# Exercise task:
Find how many lines of the listing below include the word "marks", then report the number by itself.
○ ○ ○ ○ ○ ○ ○
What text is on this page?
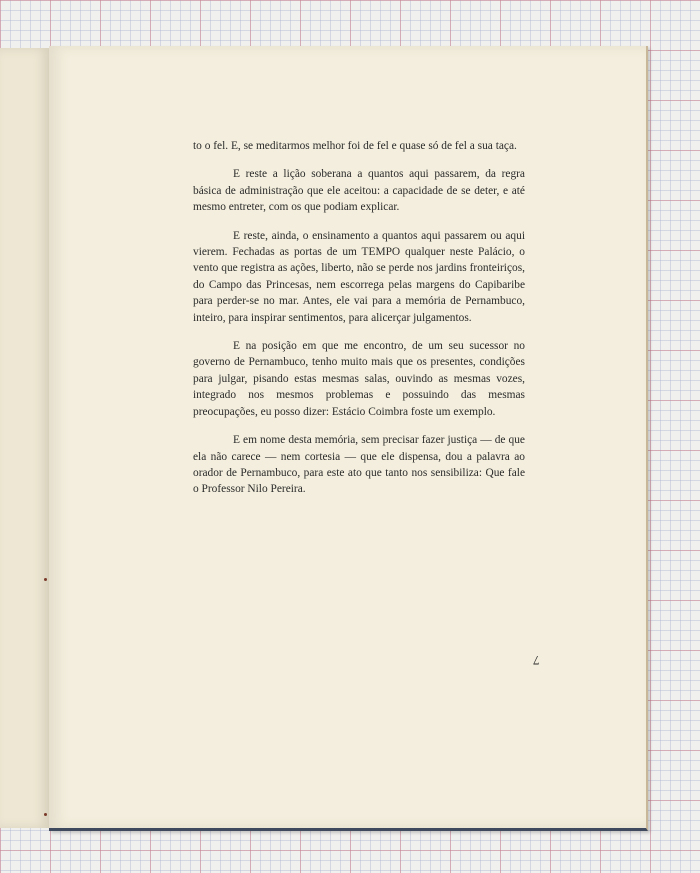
to o fel. E, se meditarmos melhor foi de fel e quase só de fel a sua taça.

E reste a lição soberana a quantos aqui passarem, da regra básica de administração que ele aceitou: a capacidade de se deter, e até mesmo entreter, com os que podiam explicar.

E reste, ainda, o ensinamento a quantos aqui passarem ou aqui vierem. Fechadas as portas de um TEMPO qualquer neste Palácio, o vento que registra as ações, liberto, não se perde nos jardins fronteiriços, do Campo das Princesas, nem escorrega pelas margens do Capibaribe para perder-se no mar. Antes, ele vai para a memória de Pernambuco, inteiro, para inspirar sentimentos, para alicerçar julgamentos.

E na posição em que me encontro, de um seu sucessor no governo de Pernambuco, tenho muito mais que os presentes, condições para julgar, pisando estas mesmas salas, ouvindo as mesmas vozes, integrado nos mesmos problemas e possuindo das mesmas preocupações, eu posso dizer: Estácio Coimbra foste um exemplo.

E em nome desta memória, sem precisar fazer justiça — de que ela não carece — nem cortesia — que ele dispensa, dou a palavra ao orador de Pernambuco, para este ato que tanto nos sensibiliza: Que fale o Professor Nilo Pereira.

7
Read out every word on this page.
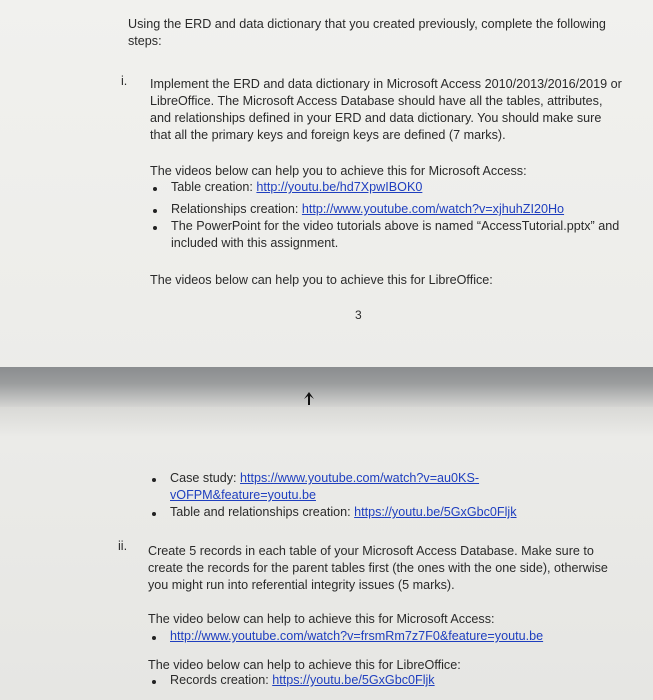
Using the ERD and data dictionary that you created previously, complete the following
steps:
i. Implement the ERD and data dictionary in Microsoft Access 2010/2013/2016/2019 or
LibreOffice. The Microsoft Access Database should have all the tables, attributes,
and relationships defined in your ERD and data dictionary. You should make sure
that all the primary keys and foreign keys are defined (7 marks).
The videos below can help you to achieve this for Microsoft Access:
Table creation: http://youtu.be/hd7XpwIBOK0
Relationships creation: http://www.youtube.com/watch?v=xjhuhZI20Ho
The PowerPoint for the video tutorials above is named “AccessTutorial.pptx” and
included with this assignment.
The videos below can help you to achieve this for LibreOffice:
3
Case study: https://www.youtube.com/watch?v=au0KS-
vOFPM&feature=youtu.be
Table and relationships creation: https://youtu.be/5GxGbc0Fljk
ii. Create 5 records in each table of your Microsoft Access Database. Make sure to
create the records for the parent tables first (the ones with the one side), otherwise
you might run into referential integrity issues (5 marks).
The video below can help to achieve this for Microsoft Access:
http://www.youtube.com/watch?v=frsmRm7z7F0&feature=youtu.be
The video below can help to achieve this for LibreOffice:
Records creation: https://youtu.be/5GxGbc0Fljk
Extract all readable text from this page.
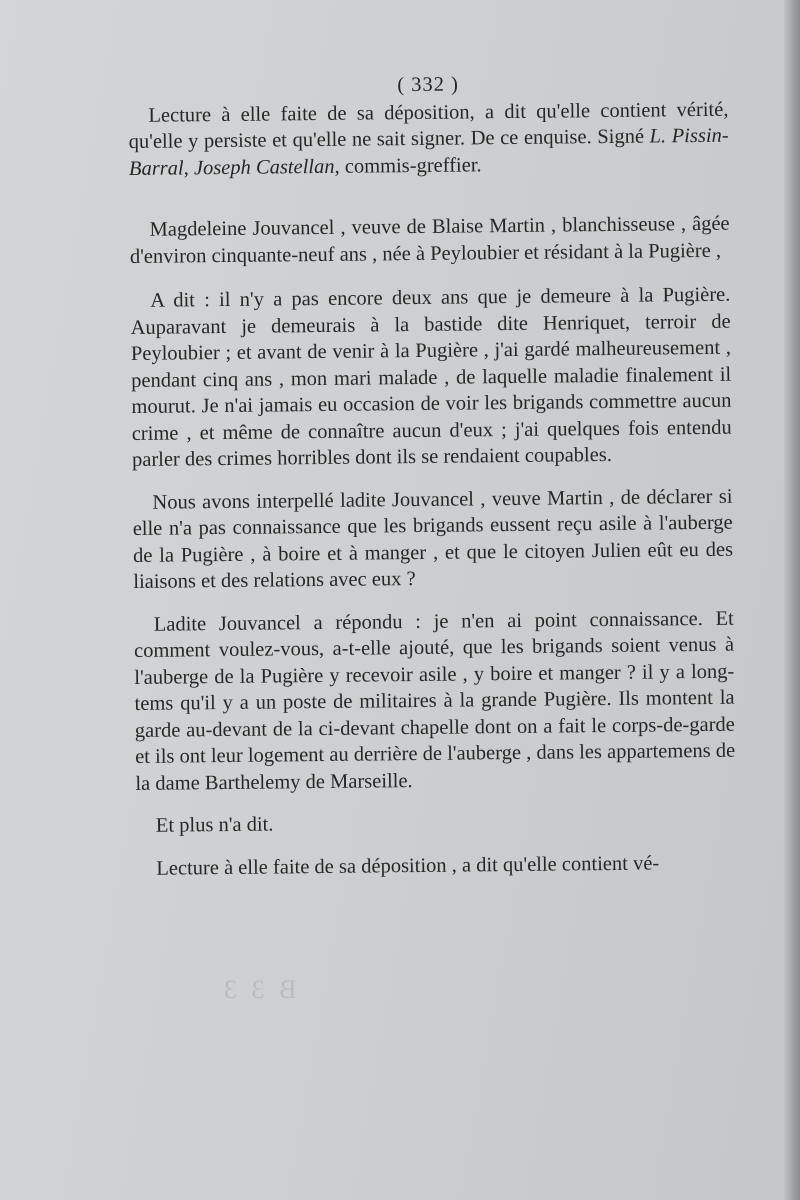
B 3 3

( 332 )

Lecture à elle faite de sa déposition, a dit qu'elle contient vérité, qu'elle y persiste et qu'elle ne sait signer. De ce enquise. Signé L. Pissin-Barral, Joseph Castellan, commis-greffier.

Magdeleine Jouvancel , veuve de Blaise Martin , blanchisseuse , âgée d'environ cinquante-neuf ans , née à Peyloubier et résidant à la Pugière ,

A dit : il n'y a pas encore deux ans que je demeure à la Pugière. Auparavant je demeurais à la bastide dite Henriquet, terroir de Peyloubier ; et avant de venir à la Pugière , j'ai gardé malheureusement , pendant cinq ans , mon mari malade , de laquelle maladie finalement il mourut. Je n'ai jamais eu occasion de voir les brigands commettre aucun crime , et même de connaître aucun d'eux ; j'ai quelques fois entendu parler des crimes horribles dont ils se rendaient coupables.

Nous avons interpellé ladite Jouvancel , veuve Martin , de déclarer si elle n'a pas connaissance que les brigands eussent reçu asile à l'auberge de la Pugière , à boire et à manger , et que le citoyen Julien eût eu des liaisons et des relations avec eux ?

Ladite Jouvancel a répondu : je n'en ai point connaissance. Et comment voulez-vous, a-t-elle ajouté, que les brigands soient venus à l'auberge de la Pugière y recevoir asile , y boire et manger ? il y a long-tems qu'il y a un poste de militaires à la grande Pugière. Ils montent la garde au-devant de la ci-devant chapelle dont on a fait le corps-de-garde et ils ont leur logement au derrière de l'auberge , dans les appartemens de la dame Barthelemy de Marseille.

Et plus n'a dit.

Lecture à elle faite de sa déposition , a dit qu'elle contient vé-
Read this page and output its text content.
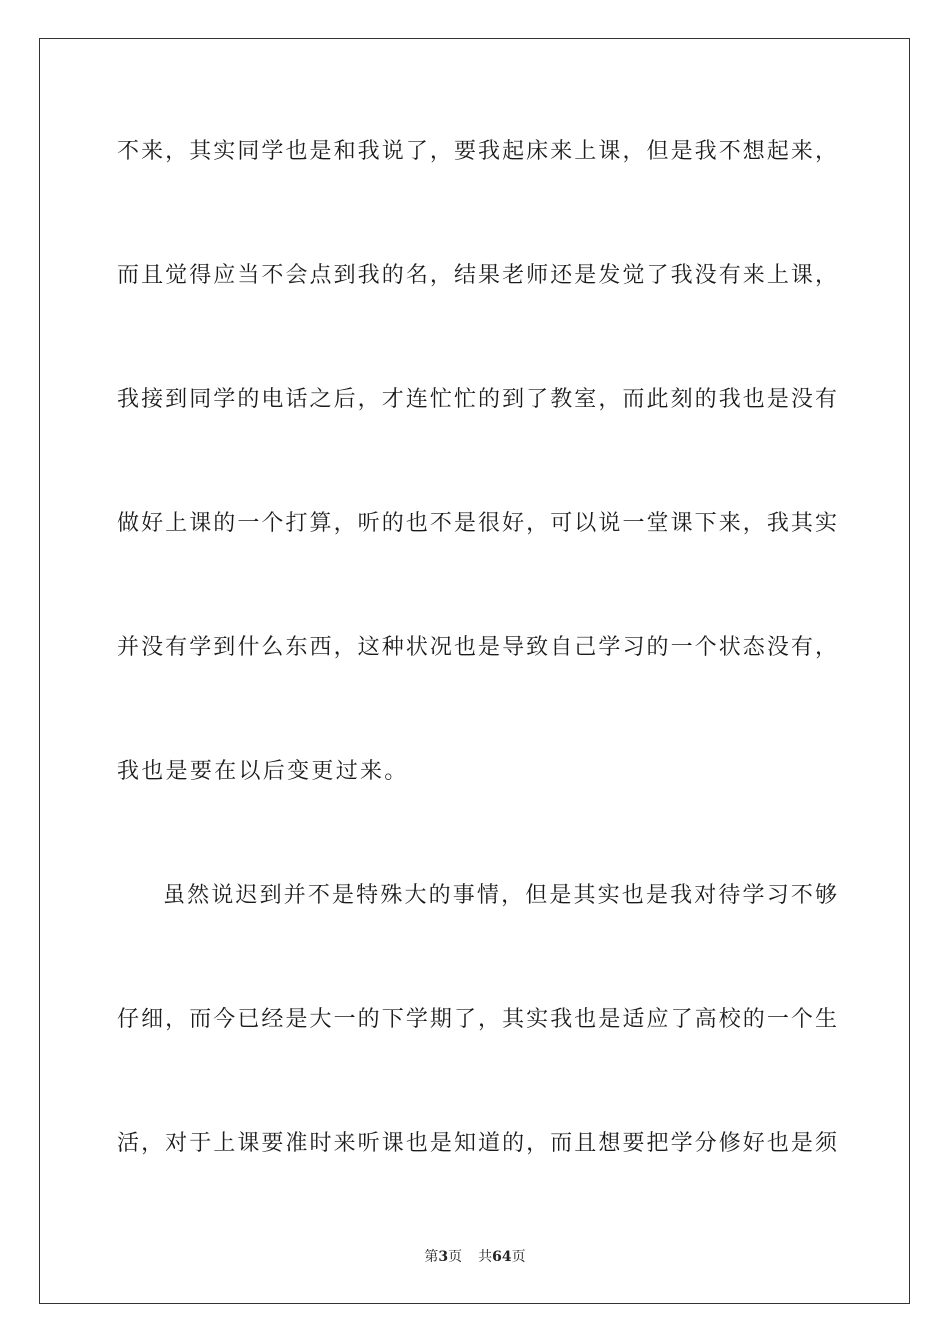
不来，其实同学也是和我说了，要我起床来上课，但是我不想起来，
而且觉得应当不会点到我的名，结果老师还是发觉了我没有来上课，
我接到同学的电话之后，才连忙忙的到了教室，而此刻的我也是没有
做好上课的一个打算，听的也不是很好，可以说一堂课下来，我其实
并没有学到什么东西，这种状况也是导致自己学习的一个状态没有，
我也是要在以后变更过来。
虽然说迟到并不是特殊大的事情，但是其实也是我对待学习不够
仔细，而今已经是大一的下学期了，其实我也是适应了高校的一个生
活，对于上课要准时来听课也是知道的，而且想要把学分修好也是须
第3页 共64页
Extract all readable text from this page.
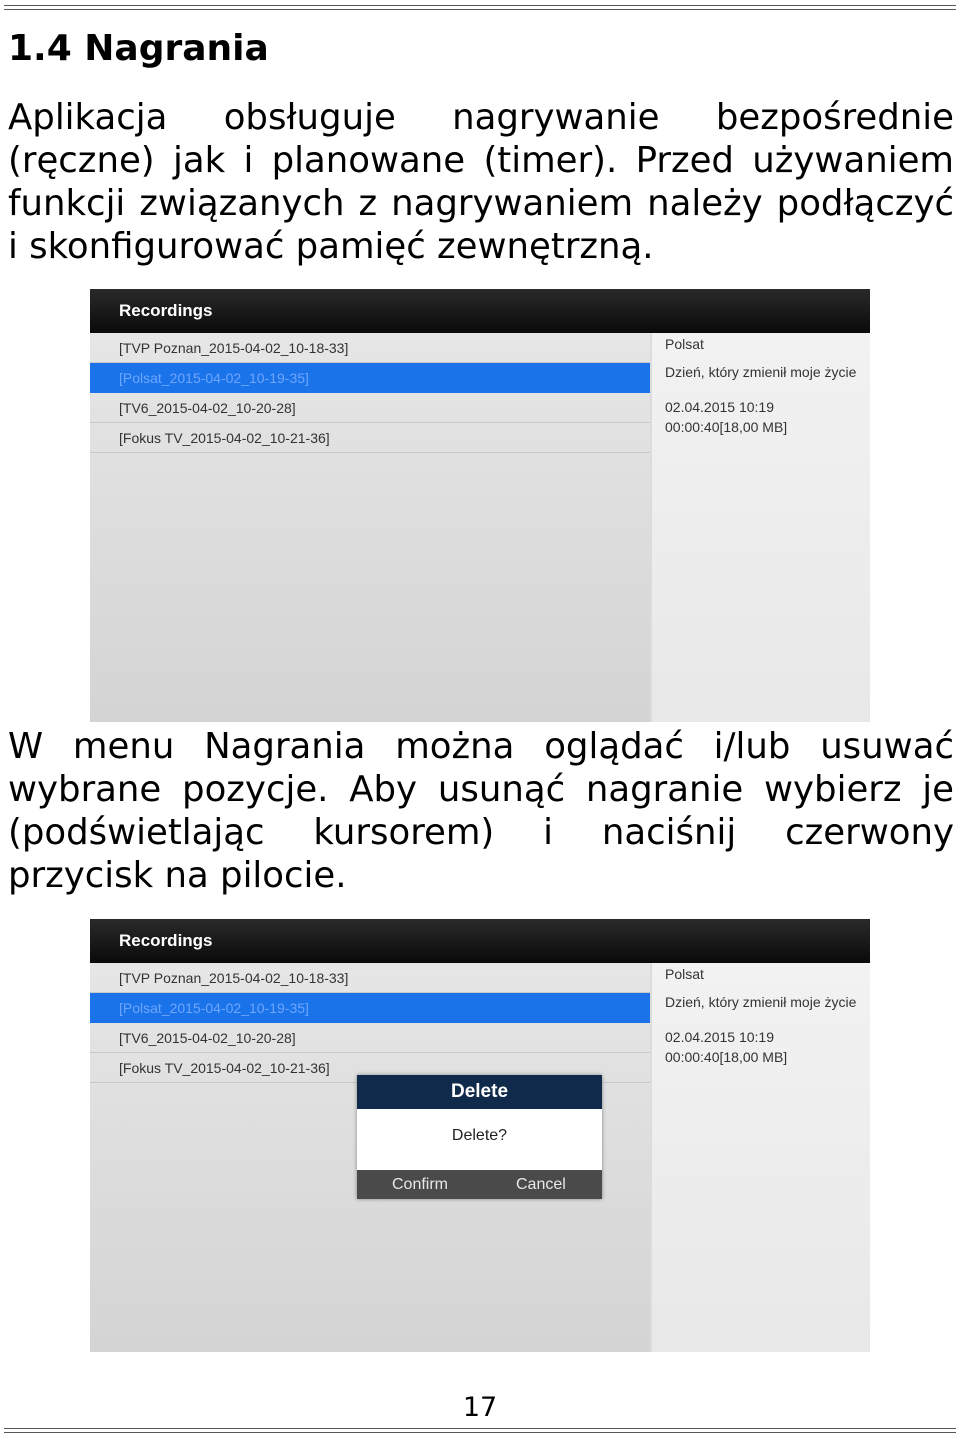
1.4 Nagrania

Aplikacja obsługuje nagrywanie bezpośrednie
(ręczne) jak i planowane (timer). Przed używaniem
funkcji związanych z nagrywaniem należy podłączyć
i skonfigurować pamięć zewnętrzną.

Recordings
[TVP Poznan_2015-04-02_10-18-33]
[Polsat_2015-04-02_10-19-35]
[TV6_2015-04-02_10-20-28]
[Fokus TV_2015-04-02_10-21-36]
Polsat
Dzień, który zmienił moje życie
02.04.2015 10:19
00:00:40[18,00 MB]

W menu Nagrania można oglądać i/lub usuwać
wybrane pozycje. Aby usunąć nagranie wybierz je
(podświetlając kursorem) i naciśnij czerwony
przycisk na pilocie.

Recordings
[TVP Poznan_2015-04-02_10-18-33]
[Polsat_2015-04-02_10-19-35]
[TV6_2015-04-02_10-20-28]
[Fokus TV_2015-04-02_10-21-36]
Polsat
Dzień, który zmienił moje życie
02.04.2015 10:19
00:00:40[18,00 MB]
Delete
Delete?
Confirm	Cancel
17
○ ○ ○ ○ ○ ○ ○
# Exercise output:
2